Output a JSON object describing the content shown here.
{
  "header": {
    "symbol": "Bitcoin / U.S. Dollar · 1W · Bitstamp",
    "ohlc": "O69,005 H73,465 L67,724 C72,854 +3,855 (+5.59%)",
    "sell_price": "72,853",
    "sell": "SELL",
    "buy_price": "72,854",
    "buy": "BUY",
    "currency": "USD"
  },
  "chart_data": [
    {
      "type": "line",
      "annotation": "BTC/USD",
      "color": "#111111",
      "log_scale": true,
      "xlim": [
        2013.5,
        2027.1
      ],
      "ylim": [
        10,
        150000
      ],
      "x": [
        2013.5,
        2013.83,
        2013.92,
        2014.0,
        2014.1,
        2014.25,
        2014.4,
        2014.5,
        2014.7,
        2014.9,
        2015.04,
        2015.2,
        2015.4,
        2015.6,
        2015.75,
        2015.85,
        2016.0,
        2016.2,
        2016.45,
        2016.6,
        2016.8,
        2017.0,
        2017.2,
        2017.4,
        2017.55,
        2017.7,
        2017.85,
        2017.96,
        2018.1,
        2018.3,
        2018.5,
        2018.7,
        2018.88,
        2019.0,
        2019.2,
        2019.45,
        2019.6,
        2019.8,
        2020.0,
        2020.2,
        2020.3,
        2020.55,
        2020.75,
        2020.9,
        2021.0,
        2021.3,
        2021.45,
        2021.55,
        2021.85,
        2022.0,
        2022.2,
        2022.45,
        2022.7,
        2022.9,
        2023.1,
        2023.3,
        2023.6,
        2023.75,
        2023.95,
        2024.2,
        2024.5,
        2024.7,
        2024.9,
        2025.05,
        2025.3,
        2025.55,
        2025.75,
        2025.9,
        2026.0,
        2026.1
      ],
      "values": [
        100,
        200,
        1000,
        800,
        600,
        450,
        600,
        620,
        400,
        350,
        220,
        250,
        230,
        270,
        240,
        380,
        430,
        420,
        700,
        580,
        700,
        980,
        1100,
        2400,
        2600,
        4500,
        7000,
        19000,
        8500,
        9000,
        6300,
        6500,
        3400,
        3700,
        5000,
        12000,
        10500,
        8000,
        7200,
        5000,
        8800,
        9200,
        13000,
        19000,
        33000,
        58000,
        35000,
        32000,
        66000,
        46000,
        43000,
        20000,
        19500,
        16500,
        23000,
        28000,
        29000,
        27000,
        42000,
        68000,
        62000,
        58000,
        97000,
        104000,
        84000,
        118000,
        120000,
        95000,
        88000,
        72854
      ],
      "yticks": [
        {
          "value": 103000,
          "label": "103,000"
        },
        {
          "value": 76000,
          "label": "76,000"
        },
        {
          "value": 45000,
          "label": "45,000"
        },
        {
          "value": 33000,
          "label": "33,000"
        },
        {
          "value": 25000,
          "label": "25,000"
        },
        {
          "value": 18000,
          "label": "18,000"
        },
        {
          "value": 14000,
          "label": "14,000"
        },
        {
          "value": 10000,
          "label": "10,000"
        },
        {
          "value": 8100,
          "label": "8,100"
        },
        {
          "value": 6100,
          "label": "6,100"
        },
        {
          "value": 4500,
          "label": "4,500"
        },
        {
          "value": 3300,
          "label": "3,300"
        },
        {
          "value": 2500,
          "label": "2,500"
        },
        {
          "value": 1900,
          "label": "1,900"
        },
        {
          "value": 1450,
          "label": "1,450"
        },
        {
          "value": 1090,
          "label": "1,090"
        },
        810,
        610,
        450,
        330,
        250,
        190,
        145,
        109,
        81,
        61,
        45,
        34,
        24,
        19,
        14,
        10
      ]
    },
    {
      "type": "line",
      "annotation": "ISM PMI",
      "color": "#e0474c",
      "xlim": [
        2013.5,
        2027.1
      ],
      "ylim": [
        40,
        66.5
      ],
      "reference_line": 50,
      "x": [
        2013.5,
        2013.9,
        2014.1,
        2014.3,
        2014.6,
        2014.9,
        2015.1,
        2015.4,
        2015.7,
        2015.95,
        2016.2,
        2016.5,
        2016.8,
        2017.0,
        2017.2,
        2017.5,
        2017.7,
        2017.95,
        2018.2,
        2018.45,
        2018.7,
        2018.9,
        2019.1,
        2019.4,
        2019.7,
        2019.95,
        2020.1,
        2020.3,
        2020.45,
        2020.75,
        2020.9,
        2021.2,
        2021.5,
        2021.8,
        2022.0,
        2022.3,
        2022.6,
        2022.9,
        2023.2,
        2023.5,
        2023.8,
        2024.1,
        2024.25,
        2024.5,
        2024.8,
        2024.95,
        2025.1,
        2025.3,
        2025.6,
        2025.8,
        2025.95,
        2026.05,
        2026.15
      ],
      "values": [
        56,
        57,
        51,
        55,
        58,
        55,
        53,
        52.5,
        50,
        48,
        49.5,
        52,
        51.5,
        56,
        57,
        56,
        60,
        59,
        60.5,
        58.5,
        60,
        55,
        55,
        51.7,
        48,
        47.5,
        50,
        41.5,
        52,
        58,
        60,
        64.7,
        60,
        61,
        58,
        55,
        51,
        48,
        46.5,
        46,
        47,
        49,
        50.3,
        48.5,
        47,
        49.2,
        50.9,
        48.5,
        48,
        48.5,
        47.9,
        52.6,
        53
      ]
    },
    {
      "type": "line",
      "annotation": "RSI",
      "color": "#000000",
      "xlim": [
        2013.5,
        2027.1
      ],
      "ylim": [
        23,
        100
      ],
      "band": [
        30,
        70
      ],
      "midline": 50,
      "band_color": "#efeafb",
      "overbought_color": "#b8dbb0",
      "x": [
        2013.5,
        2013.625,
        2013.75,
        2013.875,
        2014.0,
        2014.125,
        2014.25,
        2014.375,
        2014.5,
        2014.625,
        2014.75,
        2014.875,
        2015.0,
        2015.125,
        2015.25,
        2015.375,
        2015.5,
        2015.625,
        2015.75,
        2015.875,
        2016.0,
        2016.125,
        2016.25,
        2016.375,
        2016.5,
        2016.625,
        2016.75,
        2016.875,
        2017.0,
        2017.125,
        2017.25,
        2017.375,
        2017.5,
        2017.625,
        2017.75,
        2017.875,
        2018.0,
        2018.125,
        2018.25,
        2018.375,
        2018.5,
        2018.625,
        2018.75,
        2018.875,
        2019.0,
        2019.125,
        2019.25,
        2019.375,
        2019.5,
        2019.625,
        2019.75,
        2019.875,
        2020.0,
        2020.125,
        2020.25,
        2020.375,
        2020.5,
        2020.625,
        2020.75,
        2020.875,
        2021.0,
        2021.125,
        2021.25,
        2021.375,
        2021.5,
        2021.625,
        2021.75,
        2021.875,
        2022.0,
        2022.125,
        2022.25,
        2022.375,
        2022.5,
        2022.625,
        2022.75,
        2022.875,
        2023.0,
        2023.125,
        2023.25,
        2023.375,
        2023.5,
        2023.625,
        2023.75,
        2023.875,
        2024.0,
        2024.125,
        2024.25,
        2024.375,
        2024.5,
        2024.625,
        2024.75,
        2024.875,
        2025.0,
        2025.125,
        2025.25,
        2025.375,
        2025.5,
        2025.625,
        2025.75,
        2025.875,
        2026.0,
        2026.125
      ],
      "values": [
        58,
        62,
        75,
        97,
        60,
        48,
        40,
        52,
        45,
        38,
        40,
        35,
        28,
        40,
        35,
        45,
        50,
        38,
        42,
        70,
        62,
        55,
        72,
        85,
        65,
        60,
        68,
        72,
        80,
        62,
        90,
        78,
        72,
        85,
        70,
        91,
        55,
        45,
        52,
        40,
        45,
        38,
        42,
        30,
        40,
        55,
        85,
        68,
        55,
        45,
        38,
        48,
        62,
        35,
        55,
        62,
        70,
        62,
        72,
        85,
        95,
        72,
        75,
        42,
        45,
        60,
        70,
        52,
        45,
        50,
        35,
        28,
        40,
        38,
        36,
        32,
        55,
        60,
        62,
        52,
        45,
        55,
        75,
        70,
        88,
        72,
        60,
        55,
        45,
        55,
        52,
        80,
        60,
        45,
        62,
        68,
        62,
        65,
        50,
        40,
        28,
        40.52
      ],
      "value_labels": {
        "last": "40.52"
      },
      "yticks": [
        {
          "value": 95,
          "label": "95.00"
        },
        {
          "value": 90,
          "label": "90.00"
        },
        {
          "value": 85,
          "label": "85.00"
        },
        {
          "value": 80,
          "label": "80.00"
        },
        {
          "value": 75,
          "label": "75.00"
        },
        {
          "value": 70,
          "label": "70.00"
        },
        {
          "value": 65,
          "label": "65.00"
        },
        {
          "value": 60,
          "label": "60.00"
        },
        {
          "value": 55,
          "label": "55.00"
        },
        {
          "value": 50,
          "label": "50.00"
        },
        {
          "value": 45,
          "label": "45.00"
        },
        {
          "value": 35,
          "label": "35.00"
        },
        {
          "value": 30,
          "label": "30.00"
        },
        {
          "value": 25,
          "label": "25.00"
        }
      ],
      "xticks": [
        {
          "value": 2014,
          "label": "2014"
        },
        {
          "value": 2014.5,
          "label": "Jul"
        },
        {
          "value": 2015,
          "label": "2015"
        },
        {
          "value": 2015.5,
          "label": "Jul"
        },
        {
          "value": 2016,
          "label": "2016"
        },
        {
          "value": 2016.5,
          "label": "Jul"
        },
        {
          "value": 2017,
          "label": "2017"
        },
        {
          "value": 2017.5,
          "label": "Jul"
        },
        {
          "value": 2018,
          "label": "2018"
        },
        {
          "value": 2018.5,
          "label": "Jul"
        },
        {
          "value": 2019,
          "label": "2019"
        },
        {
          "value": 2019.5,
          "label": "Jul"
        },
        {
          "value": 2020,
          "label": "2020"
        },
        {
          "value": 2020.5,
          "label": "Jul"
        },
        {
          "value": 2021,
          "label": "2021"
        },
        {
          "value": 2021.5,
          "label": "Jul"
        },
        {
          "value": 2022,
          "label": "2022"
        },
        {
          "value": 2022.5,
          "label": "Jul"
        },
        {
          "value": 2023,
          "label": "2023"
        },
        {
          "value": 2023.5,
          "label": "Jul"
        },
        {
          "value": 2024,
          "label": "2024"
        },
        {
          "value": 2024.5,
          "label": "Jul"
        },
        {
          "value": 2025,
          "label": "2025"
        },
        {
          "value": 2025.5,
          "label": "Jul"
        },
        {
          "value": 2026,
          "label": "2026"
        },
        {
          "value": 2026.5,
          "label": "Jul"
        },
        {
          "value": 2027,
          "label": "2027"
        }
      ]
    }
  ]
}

Your objective:
Return the lines of the records that include the string "annotation".

Reply to the exercise:
      "annotation": "BTC/USD",
      "annotation": "ISM PMI",
      "annotation": "RSI",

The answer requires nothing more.